● **Provided entries**:
## Start

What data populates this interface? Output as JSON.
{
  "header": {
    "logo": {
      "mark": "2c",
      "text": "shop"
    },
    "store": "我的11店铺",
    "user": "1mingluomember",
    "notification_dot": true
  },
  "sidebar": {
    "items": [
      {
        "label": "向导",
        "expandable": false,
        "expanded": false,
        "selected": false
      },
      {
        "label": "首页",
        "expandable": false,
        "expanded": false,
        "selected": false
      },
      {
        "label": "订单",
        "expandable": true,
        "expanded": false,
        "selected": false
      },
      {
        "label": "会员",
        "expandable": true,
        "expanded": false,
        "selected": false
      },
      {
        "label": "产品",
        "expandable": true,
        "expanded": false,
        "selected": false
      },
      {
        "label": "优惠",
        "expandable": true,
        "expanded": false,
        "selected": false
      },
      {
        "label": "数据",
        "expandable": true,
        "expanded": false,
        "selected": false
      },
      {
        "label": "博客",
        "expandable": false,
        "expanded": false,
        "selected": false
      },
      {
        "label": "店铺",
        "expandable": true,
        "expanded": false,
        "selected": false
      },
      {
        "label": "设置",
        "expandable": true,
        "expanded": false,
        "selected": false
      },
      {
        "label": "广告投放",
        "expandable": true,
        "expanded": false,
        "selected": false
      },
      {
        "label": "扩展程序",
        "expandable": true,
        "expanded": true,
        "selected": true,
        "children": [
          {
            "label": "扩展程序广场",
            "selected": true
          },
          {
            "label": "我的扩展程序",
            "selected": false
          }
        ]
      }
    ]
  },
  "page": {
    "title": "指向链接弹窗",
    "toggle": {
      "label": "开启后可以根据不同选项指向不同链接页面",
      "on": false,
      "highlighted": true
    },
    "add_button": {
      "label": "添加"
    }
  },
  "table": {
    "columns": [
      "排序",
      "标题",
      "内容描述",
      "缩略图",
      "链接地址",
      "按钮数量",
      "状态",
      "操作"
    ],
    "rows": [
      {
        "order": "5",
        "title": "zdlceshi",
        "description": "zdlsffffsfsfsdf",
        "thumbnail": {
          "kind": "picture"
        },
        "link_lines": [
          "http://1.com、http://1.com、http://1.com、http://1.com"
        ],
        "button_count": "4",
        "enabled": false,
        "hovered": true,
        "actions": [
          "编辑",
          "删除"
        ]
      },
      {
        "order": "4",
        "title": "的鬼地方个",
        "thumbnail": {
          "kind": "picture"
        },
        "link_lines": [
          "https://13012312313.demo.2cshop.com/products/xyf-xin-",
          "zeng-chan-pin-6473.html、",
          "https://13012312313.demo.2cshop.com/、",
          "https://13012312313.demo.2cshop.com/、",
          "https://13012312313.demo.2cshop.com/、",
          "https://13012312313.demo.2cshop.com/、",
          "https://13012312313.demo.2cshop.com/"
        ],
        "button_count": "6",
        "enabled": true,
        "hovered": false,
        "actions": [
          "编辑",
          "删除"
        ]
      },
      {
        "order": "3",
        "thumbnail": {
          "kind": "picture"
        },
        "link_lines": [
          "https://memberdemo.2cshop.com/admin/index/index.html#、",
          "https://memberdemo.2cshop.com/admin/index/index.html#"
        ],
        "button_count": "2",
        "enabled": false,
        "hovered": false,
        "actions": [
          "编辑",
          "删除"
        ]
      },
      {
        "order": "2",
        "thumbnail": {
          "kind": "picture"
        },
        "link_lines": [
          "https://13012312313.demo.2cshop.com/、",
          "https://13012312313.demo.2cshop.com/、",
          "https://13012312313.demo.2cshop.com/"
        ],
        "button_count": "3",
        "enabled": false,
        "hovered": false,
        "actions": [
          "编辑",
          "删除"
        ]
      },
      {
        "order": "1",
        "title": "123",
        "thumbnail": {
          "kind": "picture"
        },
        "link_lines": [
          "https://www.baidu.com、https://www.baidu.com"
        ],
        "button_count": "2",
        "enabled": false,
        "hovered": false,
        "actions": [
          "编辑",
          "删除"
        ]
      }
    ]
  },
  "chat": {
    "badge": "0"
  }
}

## End

● **The problem**: Copy in full each line that holds the word "index".

● **Solution to the exercise**:
          "https://memberdemo.2cshop.com/admin/index/index.html#、",
          "https://memberdemo.2cshop.com/admin/index/index.html#"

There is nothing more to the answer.